__Request__:
Return the material below in full and exactly.
%%
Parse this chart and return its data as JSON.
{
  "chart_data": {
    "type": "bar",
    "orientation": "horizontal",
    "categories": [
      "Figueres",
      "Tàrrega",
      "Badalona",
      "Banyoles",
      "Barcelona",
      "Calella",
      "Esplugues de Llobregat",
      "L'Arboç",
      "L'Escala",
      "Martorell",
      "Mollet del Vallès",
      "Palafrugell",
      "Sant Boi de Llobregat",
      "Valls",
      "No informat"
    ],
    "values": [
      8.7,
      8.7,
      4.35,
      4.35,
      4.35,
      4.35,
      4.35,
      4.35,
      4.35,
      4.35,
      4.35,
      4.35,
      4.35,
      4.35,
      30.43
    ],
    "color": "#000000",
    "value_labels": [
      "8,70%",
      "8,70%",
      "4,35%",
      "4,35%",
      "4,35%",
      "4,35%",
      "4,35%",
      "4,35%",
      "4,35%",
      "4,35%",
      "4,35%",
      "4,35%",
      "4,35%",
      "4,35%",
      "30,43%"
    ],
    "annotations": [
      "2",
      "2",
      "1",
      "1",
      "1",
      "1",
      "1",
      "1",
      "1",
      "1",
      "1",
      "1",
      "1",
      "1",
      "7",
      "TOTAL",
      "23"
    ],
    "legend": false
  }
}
%%
__Expected output__:
Parse this chart and return its data as JSON.
{
  "chart_data": {
    "type": "bar",
    "orientation": "horizontal",
    "categories": [
      "Figueres",
      "Tàrrega",
      "Badalona",
      "Banyoles",
      "Barcelona",
      "Calella",
      "Esplugues de Llobregat",
      "L'Arboç",
      "L'Escala",
      "Martorell",
      "Mollet del Vallès",
      "Palafrugell",
      "Sant Boi de Llobregat",
      "Valls",
      "No informat"
    ],
    "values": [
      8.7,
      8.7,
      4.35,
      4.35,
      4.35,
      4.35,
      4.35,
      4.35,
      4.35,
      4.35,
      4.35,
      4.35,
      4.35,
      4.35,
      30.43
    ],
    "color": "#000000",
    "value_labels": [
      "8,70%",
      "8,70%",
      "4,35%",
      "4,35%",
      "4,35%",
      "4,35%",
      "4,35%",
      "4,35%",
      "4,35%",
      "4,35%",
      "4,35%",
      "4,35%",
      "4,35%",
      "4,35%",
      "30,43%"
    ],
    "annotations": [
      "2",
      "2",
      "1",
      "1",
      "1",
      "1",
      "1",
      "1",
      "1",
      "1",
      "1",
      "1",
      "1",
      "1",
      "7",
      "TOTAL",
      "23"
    ],
    "legend": false
  }
}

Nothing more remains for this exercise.